Layout annotation records:
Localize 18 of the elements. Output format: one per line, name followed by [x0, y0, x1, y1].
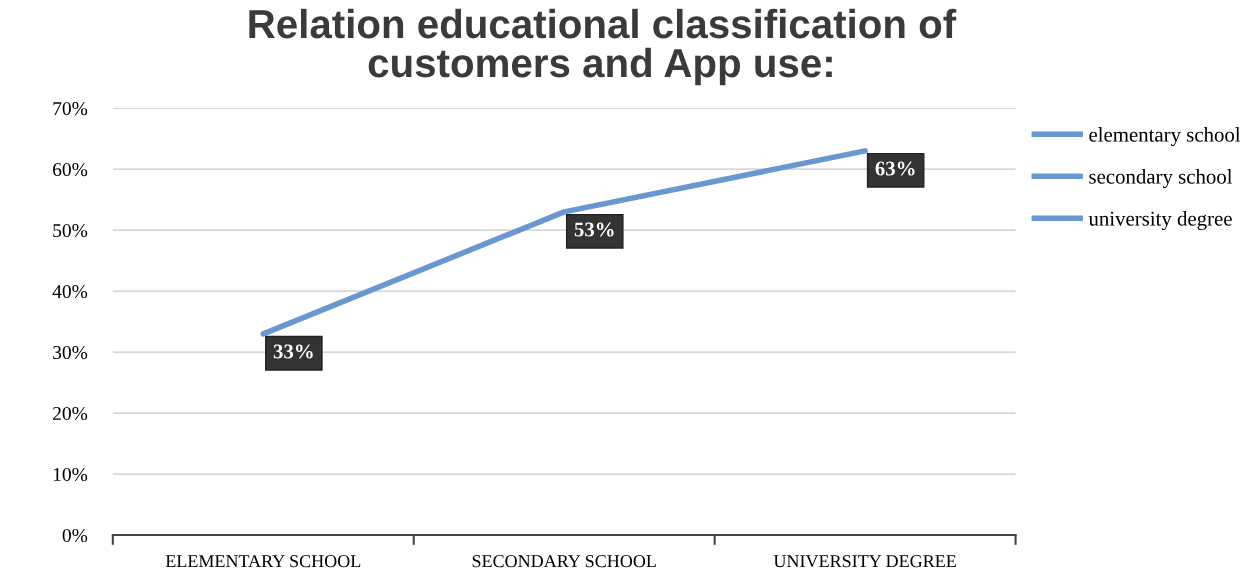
x-tick-label: UNIVERSITY DEGREE	[773, 555, 956, 568]
chart-title: Relation educational classification of customers and App use:	[249, 8, 957, 86]
legend-label: secondary school	[1089, 169, 1233, 189]
y-tick-label: 20%	[53, 406, 88, 421]
legend-label: university degree	[1088, 211, 1232, 231]
y-tick-label: 60%	[53, 162, 88, 177]
y-tick-label: 70%	[53, 102, 88, 116]
data-label: 63%	[875, 161, 915, 176]
x-tick-label: SECONDARY SCHOOL	[472, 555, 656, 568]
data-label: 33%	[273, 344, 313, 359]
y-tick-label: 0%	[62, 528, 88, 543]
x-tick-label: ELEMENTARY SCHOOL	[165, 555, 361, 568]
y-tick-label: 10%	[53, 467, 88, 482]
data-label: 53%	[574, 222, 614, 237]
legend-label: elementary school	[1089, 127, 1240, 147]
y-tick-label: 50%	[53, 223, 88, 238]
y-tick-label: 40%	[52, 284, 88, 299]
y-tick-label: 30%	[53, 345, 88, 360]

PROBLEM REQUIREMENTS >>
Retype the lines from the line with "555, 956, 568]" up to and including the line with "555, 656, 568]".

THE COMPLETED TASK >>
x-tick-label: UNIVERSITY DEGREE	[773, 555, 956, 568]
chart-title: Relation educational classification of customers and App use:	[249, 8, 957, 86]
legend-label: secondary school	[1089, 169, 1233, 189]
y-tick-label: 20%	[53, 406, 88, 421]
legend-label: university degree	[1088, 211, 1232, 231]
y-tick-label: 60%	[53, 162, 88, 177]
y-tick-label: 70%	[53, 102, 88, 116]
data-label: 63%	[875, 161, 915, 176]
x-tick-label: SECONDARY SCHOOL	[472, 555, 656, 568]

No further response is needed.